Raw data
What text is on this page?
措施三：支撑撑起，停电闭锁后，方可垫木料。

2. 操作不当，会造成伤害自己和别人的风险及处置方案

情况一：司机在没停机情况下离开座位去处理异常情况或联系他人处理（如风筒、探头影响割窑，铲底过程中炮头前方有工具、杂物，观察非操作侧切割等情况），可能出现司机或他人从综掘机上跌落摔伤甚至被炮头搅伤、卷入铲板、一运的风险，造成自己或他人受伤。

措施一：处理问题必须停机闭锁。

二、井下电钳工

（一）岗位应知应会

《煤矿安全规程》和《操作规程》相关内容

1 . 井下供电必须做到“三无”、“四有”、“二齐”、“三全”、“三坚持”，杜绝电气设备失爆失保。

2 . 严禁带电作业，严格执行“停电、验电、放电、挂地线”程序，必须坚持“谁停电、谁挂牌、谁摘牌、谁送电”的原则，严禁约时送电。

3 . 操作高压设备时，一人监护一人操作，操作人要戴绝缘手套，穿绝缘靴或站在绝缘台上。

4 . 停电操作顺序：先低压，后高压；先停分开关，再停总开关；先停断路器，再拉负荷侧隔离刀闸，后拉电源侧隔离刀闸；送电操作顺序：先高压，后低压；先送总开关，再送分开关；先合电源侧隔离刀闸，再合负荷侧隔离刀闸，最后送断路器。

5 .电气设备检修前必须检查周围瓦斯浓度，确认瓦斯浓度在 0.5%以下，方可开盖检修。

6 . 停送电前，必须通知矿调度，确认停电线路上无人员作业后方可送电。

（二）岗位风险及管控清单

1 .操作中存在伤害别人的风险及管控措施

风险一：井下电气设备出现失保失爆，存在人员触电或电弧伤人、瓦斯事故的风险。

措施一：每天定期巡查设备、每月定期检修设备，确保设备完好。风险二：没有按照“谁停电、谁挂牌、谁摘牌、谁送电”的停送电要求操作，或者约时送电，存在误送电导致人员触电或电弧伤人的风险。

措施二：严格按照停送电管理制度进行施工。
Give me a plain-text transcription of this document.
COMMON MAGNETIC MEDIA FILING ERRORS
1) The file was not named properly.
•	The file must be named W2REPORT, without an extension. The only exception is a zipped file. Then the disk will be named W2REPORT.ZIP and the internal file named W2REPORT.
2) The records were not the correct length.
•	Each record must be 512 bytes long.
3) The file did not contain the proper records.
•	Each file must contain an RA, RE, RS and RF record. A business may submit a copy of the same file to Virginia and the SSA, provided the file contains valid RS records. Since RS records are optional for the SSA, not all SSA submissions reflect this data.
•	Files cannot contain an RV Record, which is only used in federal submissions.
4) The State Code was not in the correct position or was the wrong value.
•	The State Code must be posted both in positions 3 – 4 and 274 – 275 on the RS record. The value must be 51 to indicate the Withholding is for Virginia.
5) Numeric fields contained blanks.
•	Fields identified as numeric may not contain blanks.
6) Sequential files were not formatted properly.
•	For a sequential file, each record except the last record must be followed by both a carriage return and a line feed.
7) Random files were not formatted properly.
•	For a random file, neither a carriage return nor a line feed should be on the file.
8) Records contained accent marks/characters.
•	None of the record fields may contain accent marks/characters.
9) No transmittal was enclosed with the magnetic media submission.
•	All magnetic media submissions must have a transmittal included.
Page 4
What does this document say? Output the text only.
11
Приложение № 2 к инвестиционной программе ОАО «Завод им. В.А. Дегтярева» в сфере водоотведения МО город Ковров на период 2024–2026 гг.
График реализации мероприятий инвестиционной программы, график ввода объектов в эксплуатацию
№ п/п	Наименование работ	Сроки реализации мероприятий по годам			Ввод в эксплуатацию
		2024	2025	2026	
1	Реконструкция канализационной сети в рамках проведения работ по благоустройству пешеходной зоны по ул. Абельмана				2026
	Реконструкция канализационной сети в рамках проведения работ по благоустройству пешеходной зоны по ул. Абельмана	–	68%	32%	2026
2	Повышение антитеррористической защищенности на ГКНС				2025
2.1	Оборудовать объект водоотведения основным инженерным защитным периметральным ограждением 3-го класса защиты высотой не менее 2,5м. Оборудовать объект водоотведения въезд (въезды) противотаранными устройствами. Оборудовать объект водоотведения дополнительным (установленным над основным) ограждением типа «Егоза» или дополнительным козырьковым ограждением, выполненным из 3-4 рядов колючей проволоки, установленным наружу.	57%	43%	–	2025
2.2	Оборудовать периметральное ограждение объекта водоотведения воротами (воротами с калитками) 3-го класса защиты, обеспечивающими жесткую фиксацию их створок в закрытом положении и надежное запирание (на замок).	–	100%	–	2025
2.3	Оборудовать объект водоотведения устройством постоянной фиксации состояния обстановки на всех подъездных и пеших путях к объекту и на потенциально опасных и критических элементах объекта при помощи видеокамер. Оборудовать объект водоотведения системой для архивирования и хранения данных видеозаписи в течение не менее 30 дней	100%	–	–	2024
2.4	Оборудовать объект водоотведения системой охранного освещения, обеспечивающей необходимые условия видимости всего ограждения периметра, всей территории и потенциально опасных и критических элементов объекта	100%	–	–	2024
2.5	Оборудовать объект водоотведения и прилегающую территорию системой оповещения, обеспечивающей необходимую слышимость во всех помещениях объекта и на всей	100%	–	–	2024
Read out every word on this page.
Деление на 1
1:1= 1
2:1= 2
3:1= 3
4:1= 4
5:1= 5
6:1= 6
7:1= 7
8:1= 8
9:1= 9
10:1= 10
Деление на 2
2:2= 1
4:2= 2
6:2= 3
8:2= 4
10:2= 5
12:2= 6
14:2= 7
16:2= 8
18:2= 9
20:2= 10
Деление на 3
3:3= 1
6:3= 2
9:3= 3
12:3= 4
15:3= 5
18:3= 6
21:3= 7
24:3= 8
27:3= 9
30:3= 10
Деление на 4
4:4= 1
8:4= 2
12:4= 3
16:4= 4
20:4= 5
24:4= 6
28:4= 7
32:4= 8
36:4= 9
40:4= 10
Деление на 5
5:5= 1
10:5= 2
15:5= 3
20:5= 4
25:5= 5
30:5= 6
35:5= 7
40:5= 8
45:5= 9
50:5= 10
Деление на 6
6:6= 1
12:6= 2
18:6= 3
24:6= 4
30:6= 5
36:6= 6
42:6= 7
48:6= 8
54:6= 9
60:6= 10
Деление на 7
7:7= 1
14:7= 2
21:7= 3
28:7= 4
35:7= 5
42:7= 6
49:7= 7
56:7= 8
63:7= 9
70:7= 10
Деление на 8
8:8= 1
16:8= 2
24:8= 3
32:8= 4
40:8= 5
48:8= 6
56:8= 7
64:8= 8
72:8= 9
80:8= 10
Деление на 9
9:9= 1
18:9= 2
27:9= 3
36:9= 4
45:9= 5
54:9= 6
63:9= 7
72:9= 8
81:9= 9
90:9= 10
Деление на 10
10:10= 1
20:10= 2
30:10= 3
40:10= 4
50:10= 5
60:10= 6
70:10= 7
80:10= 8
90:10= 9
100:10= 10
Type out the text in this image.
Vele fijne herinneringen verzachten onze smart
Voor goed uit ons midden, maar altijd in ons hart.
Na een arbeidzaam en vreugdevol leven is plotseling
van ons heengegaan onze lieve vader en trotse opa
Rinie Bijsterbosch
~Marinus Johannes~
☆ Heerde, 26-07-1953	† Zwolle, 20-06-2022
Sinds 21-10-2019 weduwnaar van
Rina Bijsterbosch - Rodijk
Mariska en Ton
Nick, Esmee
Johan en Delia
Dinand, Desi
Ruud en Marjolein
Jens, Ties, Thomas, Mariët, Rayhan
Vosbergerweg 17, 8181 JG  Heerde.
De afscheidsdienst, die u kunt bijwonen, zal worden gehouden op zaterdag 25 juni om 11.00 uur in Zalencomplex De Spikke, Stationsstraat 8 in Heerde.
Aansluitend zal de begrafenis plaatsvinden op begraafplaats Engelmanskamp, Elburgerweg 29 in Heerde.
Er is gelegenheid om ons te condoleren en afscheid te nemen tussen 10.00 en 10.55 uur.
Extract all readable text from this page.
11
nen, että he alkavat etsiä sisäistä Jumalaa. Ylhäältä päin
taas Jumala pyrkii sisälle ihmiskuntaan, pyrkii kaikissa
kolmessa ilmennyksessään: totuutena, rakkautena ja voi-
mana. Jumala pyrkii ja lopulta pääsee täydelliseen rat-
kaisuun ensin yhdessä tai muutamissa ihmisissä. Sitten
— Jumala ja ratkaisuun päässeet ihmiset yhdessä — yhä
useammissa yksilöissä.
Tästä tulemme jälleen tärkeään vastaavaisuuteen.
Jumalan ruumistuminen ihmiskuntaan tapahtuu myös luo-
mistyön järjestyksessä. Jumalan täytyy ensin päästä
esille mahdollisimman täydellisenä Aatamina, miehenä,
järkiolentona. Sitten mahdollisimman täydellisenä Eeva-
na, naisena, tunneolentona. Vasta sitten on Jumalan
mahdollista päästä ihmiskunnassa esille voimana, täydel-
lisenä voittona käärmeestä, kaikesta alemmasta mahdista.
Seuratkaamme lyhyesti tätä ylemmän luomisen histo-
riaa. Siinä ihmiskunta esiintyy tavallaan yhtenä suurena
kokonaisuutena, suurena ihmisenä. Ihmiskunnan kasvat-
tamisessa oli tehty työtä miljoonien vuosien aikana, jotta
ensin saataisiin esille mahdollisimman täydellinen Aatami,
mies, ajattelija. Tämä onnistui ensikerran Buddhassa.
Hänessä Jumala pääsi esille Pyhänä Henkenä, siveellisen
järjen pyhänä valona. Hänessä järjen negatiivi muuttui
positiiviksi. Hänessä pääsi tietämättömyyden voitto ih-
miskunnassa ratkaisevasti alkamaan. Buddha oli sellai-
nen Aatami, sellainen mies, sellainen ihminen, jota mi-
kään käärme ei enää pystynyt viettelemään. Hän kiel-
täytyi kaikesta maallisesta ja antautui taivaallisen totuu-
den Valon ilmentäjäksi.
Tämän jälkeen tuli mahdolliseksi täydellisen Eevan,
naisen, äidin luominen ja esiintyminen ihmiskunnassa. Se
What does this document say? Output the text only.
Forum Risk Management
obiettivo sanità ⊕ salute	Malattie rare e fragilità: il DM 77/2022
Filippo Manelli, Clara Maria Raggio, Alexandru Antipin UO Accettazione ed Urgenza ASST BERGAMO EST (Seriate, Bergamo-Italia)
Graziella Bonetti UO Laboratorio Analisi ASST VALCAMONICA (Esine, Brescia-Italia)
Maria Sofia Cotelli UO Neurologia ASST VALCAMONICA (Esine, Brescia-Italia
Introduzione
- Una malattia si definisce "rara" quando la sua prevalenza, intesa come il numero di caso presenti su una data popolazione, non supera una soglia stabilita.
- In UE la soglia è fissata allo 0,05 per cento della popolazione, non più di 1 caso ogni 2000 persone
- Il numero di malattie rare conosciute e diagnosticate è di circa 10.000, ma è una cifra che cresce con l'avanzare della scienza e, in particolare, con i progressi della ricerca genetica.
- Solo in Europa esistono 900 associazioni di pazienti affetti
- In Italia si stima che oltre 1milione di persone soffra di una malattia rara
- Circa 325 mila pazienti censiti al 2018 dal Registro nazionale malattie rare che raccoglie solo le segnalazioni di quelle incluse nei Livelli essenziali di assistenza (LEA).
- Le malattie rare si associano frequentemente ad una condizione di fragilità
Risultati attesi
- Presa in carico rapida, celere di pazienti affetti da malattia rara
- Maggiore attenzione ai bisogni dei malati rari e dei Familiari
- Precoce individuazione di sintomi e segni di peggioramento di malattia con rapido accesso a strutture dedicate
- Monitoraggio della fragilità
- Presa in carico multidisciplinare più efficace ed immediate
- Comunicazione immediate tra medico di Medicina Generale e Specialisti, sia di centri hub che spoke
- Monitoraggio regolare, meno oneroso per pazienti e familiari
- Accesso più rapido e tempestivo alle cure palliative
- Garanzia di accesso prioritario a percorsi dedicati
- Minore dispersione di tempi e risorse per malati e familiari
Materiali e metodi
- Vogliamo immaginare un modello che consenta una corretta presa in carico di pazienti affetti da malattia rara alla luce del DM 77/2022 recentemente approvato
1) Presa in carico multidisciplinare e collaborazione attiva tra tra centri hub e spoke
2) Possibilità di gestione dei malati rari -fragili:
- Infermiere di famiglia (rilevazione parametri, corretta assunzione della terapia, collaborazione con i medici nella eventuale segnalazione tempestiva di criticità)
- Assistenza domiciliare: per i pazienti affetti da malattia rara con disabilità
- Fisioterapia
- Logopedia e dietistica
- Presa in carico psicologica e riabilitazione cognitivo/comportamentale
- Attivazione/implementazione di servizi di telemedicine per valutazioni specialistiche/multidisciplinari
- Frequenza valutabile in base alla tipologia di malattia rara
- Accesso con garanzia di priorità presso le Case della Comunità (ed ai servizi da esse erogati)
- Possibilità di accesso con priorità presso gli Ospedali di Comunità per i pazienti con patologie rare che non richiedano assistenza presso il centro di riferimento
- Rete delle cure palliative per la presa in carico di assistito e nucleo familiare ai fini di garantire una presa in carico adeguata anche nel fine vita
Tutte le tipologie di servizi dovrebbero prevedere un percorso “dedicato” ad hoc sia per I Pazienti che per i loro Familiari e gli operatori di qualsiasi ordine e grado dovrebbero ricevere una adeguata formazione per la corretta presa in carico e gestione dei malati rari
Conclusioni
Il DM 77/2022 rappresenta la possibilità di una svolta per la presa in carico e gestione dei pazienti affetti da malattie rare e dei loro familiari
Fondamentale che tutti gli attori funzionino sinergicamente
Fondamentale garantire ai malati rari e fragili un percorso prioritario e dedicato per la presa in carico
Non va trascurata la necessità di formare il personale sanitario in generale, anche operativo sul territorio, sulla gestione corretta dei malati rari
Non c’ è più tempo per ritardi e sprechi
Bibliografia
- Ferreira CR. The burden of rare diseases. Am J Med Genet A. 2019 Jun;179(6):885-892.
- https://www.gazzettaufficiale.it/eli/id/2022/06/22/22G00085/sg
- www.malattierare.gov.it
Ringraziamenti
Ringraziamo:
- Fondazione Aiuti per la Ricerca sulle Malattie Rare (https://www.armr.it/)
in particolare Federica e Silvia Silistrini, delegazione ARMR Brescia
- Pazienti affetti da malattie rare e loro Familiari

Exercise
Above are the records. Copy every line in them holding "проведения".

Output for this task
1	Реконструкция канализационной сети в рамках проведения работ по благоустройству пешеходной зоны по ул. Абельмана				2026
	Реконструкция канализационной сети в рамках проведения работ по благоустройству пешеходной зоны по ул. Абельмана	–	68%	32%	2026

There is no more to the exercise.